Repeat word for word the line with "OCR this image." and every line after it until the records below run out.

[BEGIN Records supplied]

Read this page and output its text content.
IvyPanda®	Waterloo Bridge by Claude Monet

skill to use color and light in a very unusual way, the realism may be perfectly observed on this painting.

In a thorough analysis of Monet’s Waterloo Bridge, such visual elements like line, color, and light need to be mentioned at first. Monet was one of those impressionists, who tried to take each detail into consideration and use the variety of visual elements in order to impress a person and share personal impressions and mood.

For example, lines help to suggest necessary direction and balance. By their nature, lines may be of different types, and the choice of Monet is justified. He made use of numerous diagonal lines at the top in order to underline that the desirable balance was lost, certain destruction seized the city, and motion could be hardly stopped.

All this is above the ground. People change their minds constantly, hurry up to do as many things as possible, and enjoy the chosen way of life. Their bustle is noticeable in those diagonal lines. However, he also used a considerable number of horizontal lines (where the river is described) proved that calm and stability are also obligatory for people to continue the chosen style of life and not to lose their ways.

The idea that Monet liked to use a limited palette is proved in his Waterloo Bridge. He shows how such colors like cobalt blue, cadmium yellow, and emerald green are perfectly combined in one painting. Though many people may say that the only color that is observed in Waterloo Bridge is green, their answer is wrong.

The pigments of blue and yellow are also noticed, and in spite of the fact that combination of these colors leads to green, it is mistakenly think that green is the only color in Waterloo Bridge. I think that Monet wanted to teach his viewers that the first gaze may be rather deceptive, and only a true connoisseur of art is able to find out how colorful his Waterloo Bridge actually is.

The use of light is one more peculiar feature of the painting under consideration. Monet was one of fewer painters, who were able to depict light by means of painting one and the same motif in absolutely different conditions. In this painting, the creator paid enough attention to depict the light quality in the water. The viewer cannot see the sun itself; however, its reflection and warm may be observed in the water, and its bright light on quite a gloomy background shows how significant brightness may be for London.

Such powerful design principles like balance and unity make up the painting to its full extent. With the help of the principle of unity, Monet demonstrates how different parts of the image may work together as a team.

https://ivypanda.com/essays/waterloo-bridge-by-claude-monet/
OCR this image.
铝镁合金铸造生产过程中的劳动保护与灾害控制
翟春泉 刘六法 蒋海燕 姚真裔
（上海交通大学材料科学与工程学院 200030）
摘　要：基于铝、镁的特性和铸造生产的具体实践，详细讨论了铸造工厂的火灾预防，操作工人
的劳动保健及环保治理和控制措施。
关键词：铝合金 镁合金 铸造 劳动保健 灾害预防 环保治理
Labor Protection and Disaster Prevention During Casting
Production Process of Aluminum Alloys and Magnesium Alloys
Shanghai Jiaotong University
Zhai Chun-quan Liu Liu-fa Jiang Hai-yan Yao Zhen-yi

[END Records supplied]

## Written solution
OCR this image.
铝镁合金铸造生产过程中的劳动保护与灾害控制
翟春泉 刘六法 蒋海燕 姚真裔
（上海交通大学材料科学与工程学院 200030）
摘　要：基于铝、镁的特性和铸造生产的具体实践，详细讨论了铸造工厂的火灾预防，操作工人
的劳动保健及环保治理和控制措施。
关键词：铝合金 镁合金 铸造 劳动保健 灾害预防 环保治理
Labor Protection and Disaster Prevention During Casting
Production Process of Aluminum Alloys and Magnesium Alloys
Shanghai Jiaotong University
Zhai Chun-quan Liu Liu-fa Jiang Hai-yan Yao Zhen-yi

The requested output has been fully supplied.